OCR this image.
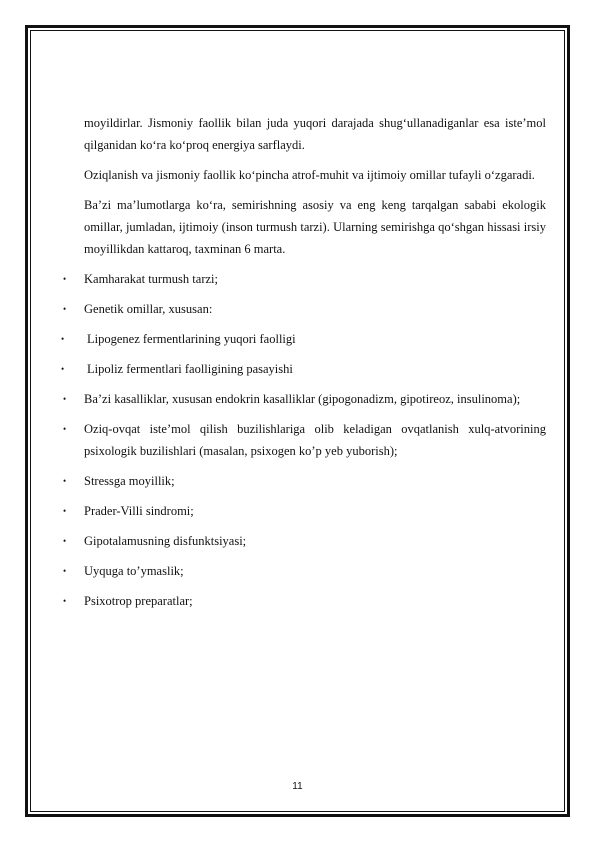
moyildirlar. Jismoniy faollik bilan juda yuqori darajada shug‘ullanadiganlar esa iste’mol qilganidan ko‘ra ko‘proq energiya sarflaydi.

Oziqlanish va jismoniy faollik ko‘pincha atrof-muhit va ijtimoiy omillar tufayli o‘zgaradi.

Ba’zi ma’lumotlarga ko‘ra, semirishning asosiy va eng keng tarqalgan sababi ekologik omillar, jumladan, ijtimoiy (inson turmush tarzi). Ularning semirishga qo‘shgan hissasi irsiy moyillikdan kattaroq, taxminan 6 marta.

•	Kamharakat turmush tarzi;
•	Genetik omillar, xususan:
•	Lipogenez fermentlarining yuqori faolligi
•	Lipoliz fermentlari faolligining pasayishi
•	Ba’zi kasalliklar, xususan endokrin kasalliklar (gipogonadizm, gipotireoz, insulinoma);
•	Oziq-ovqat iste’mol qilish buzilishlariga olib keladigan ovqatlanish xulq-atvorining psixologik buzilishlari (masalan, psixogen ko’p yeb yuborish);
•	Stressga moyillik;
•	Prader-Villi sindromi;
•	Gipotalamusning disfunktsiyasi;
•	Uyquga to’ymaslik;
•	Psixotrop preparatlar;
11
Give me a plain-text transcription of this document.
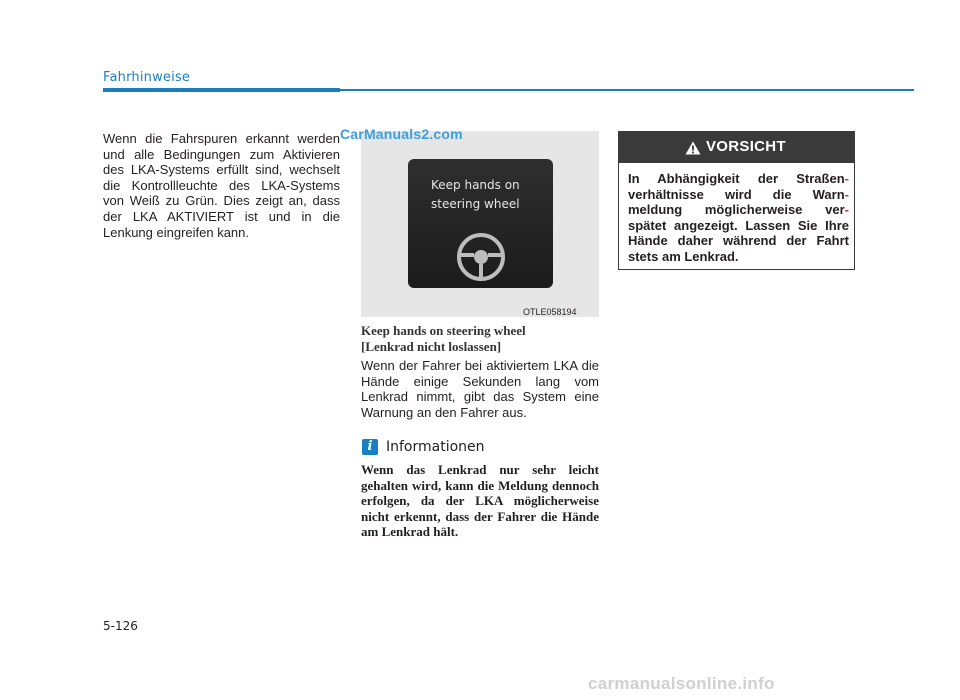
Fahrhinweise
Wenn die Fahrspuren erkannt werden und alle Bedingungen zum Aktivieren des LKA-Systems erfüllt sind, wechselt die Kontrollleuchte des LKA-Systems von Weiß zu Grün. Dies zeigt an, dass der LKA AKTIVIERT ist und in die Lenkung eingreifen kann.
Keep hands on
steering wheel
CarManuals2.com
OTLE058194
Keep hands on steering wheel
[Lenkrad nicht loslassen]
Wenn der Fahrer bei aktiviertem LKA die Hände einige Sekunden lang vom Lenkrad nimmt, gibt das System eine Warnung an den Fahrer aus.
i Informationen
Wenn das Lenkrad nur sehr leicht gehalten wird, kann die Meldung dennoch erfolgen, da der LKA möglicherweise nicht erkennt, dass der Fahrer die Hände am Lenkrad hält.
VORSICHT
In Abhängigkeit der Straßen- verhältnisse wird die Warn- meldung möglicherweise ver- spätet angezeigt. Lassen Sie Ihre Hände daher während der Fahrt stets am Lenkrad.
5-126
carmanualsonline.info
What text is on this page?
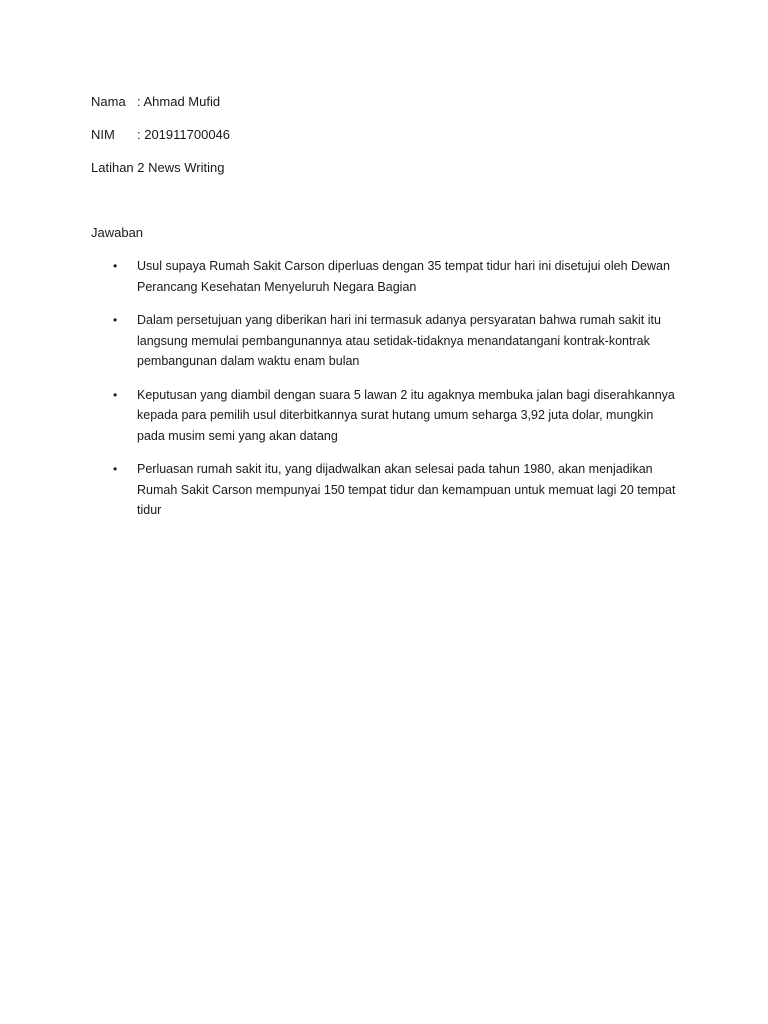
Nama : Ahmad Mufid
NIM : 201911700046
Latihan 2 News Writing
Jawaban
• Usul supaya Rumah Sakit Carson diperluas dengan 35 tempat tidur hari ini disetujui oleh Dewan Perancang Kesehatan Menyeluruh Negara Bagian
• Dalam persetujuan yang diberikan hari ini termasuk adanya persyaratan bahwa rumah sakit itu langsung memulai pembangunannya atau setidak-tidaknya menandatangani kontrak-kontrak pembangunan dalam waktu enam bulan
• Keputusan yang diambil dengan suara 5 lawan 2 itu agaknya membuka jalan bagi diserahkannya kepada para pemilih usul diterbitkannya surat hutang umum seharga 3,92 juta dolar, mungkin pada musim semi yang akan datang
• Perluasan rumah sakit itu, yang dijadwalkan akan selesai pada tahun 1980, akan menjadikan Rumah Sakit Carson mempunyai 150 tempat tidur dan kemampuan untuk memuat lagi 20 tempat tidur
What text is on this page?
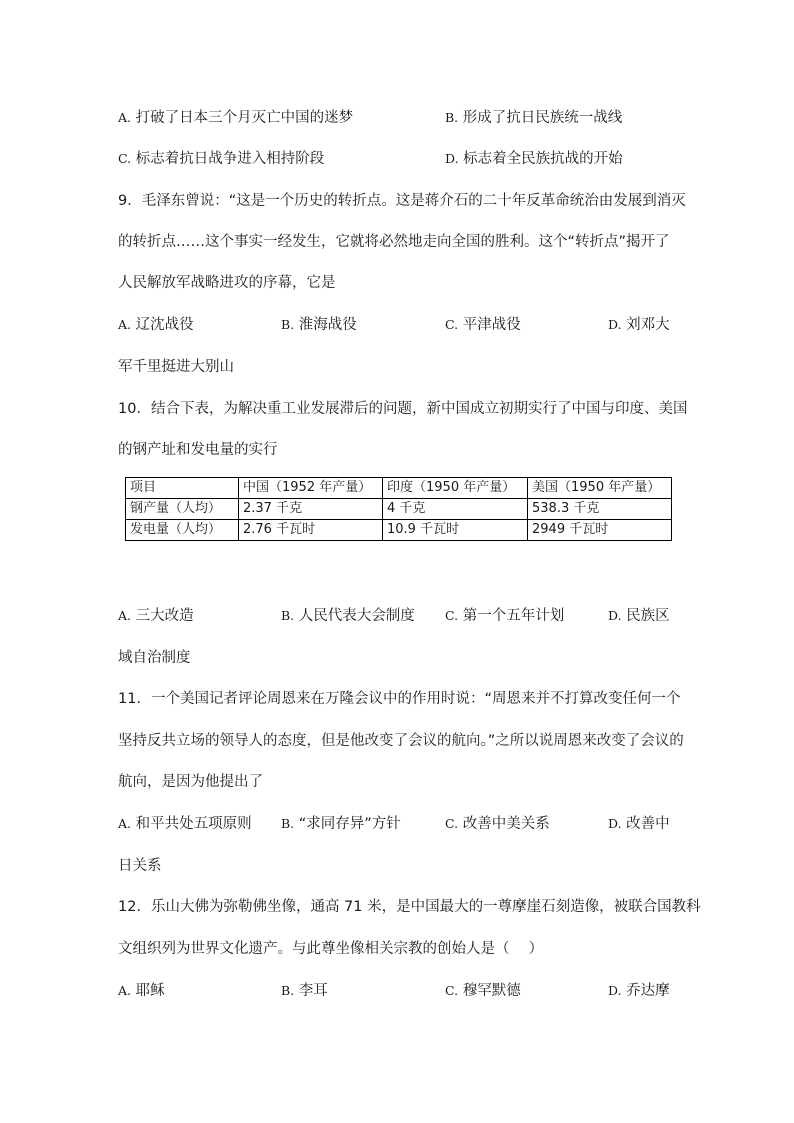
A. 打破了日本三个月灭亡中国的迷梦	B. 形成了抗日民族统一战线
C. 标志着抗日战争进入相持阶段	D. 标志着全民族抗战的开始
9．毛泽东曾说：“这是一个历史的转折点。这是蒋介石的二十年反革命统治由发展到消灭
的转折点……这个事实一经发生，它就将必然地走向全国的胜利。这个“转折点”揭开了
人民解放军战略进攻的序幕，它是
A. 辽沈战役	B. 淮海战役	C. 平津战役	D. 刘邓大
军千里挺进大别山
10．结合下表，为解决重工业发展滞后的问题，新中国成立初期实行了中国与印度、美国
的钢产址和发电量的实行
项目	中国（1952 年产量）	印度（1950 年产量）	美国（1950 年产量）
钢产量（人均）	2.37 千克	4 千克	538.3 千克
发电量（人均）	2.76 千瓦时	10.9 千瓦时	2949 千瓦时
A. 三大改造	B. 人民代表大会制度 C. 第一个五年计划	D. 民族区
域自治制度
11．一个美国记者评论周恩来在万隆会议中的作用时说：“周恩来并不打算改变任何一个
坚持反共立场的领导人的态度，但是他改变了会议的航向。”之所以说周恩来改变了会议的
航向，是因为他提出了
A. 和平共处五项原则 B. “求同存异”方针	C. 改善中美关系	D. 改善中
日关系
12．乐山大佛为弥勒佛坐像，通高 71 米，是中国最大的一尊摩崖石刻造像，被联合国教科
文组织列为世界文化遗产。与此尊坐像相关宗教的创始人是（　 ）
A. 耶稣	B. 李耳	C. 穆罕默德	D. 乔达摩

^^^^^^^^

- **Given problem**
How many of the lines in the listing above hold the word "Hände"? Report only that figure.

- **Result for this task**
3